SET PROBLEM
Count every line of the material that holds the string "Read". Respond with the total only.

(Dataset excerpt)
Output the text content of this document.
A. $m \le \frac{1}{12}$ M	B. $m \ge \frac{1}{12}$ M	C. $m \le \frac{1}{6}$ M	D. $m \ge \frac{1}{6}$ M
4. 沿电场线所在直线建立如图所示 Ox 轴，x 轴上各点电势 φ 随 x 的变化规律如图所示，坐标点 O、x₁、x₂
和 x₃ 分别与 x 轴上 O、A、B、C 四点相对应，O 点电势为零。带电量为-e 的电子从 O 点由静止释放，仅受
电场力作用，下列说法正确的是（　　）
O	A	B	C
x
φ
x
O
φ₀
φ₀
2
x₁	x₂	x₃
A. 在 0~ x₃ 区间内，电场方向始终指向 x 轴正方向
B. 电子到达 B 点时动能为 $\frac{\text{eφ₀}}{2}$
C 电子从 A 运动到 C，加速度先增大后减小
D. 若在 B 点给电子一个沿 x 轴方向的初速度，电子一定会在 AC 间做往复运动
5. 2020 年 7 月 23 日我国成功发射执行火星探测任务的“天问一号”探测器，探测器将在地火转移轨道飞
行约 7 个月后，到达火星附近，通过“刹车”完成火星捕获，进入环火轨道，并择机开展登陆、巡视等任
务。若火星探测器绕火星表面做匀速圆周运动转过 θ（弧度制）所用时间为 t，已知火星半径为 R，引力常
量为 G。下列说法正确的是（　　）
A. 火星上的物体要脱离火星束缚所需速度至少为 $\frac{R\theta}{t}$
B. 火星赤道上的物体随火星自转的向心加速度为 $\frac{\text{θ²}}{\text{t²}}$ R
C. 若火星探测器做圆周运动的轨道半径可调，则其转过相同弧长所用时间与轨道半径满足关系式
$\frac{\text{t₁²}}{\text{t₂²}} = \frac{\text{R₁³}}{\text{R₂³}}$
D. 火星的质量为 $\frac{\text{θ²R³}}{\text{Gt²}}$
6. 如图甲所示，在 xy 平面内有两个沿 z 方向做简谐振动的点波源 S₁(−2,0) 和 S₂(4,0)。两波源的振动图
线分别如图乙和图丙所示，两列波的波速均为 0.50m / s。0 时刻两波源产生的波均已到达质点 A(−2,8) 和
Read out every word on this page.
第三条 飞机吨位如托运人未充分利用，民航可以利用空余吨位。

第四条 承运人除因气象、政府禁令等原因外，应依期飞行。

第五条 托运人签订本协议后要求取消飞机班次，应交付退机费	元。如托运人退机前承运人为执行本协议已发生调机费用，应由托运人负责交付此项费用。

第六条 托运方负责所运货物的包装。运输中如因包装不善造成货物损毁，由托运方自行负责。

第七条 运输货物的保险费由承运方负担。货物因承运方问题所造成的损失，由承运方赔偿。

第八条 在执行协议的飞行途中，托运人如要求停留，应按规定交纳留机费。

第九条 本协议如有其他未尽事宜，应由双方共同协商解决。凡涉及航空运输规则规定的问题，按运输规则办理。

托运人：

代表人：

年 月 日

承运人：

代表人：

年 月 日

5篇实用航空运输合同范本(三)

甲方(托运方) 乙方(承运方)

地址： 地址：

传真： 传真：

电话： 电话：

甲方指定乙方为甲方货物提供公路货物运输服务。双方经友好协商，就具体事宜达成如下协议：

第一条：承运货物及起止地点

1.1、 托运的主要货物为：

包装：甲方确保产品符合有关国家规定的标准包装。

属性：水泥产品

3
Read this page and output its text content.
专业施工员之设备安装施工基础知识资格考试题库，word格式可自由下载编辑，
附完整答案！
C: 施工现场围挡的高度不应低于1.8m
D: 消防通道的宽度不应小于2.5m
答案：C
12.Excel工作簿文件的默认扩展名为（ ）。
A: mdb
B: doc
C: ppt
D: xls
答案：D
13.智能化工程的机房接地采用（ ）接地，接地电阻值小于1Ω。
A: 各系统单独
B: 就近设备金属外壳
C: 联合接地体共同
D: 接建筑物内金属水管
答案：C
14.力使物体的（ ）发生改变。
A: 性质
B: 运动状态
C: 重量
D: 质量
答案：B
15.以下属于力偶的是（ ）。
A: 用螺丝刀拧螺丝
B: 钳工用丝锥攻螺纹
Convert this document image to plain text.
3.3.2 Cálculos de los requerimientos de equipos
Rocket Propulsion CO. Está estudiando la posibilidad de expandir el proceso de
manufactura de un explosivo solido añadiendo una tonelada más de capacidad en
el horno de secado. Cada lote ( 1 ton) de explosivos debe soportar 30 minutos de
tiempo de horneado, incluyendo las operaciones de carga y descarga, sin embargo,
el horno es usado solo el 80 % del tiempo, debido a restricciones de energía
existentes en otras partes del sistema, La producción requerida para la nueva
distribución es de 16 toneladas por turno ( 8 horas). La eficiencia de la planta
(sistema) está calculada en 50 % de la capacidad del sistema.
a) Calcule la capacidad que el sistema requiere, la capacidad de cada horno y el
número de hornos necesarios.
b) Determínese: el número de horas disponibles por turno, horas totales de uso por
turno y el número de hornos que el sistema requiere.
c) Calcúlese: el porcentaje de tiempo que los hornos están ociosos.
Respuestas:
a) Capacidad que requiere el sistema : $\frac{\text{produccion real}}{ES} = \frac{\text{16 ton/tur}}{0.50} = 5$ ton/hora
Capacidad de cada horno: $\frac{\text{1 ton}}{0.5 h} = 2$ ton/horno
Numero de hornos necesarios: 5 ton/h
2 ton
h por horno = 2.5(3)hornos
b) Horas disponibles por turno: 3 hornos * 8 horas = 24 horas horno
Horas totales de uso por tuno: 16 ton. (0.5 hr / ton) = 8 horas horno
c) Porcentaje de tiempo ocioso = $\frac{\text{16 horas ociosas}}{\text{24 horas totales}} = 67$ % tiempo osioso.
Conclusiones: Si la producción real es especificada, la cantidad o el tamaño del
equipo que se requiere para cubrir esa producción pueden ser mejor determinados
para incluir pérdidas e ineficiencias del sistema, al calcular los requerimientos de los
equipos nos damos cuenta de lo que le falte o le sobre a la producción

RESULT OF THIS TASK
2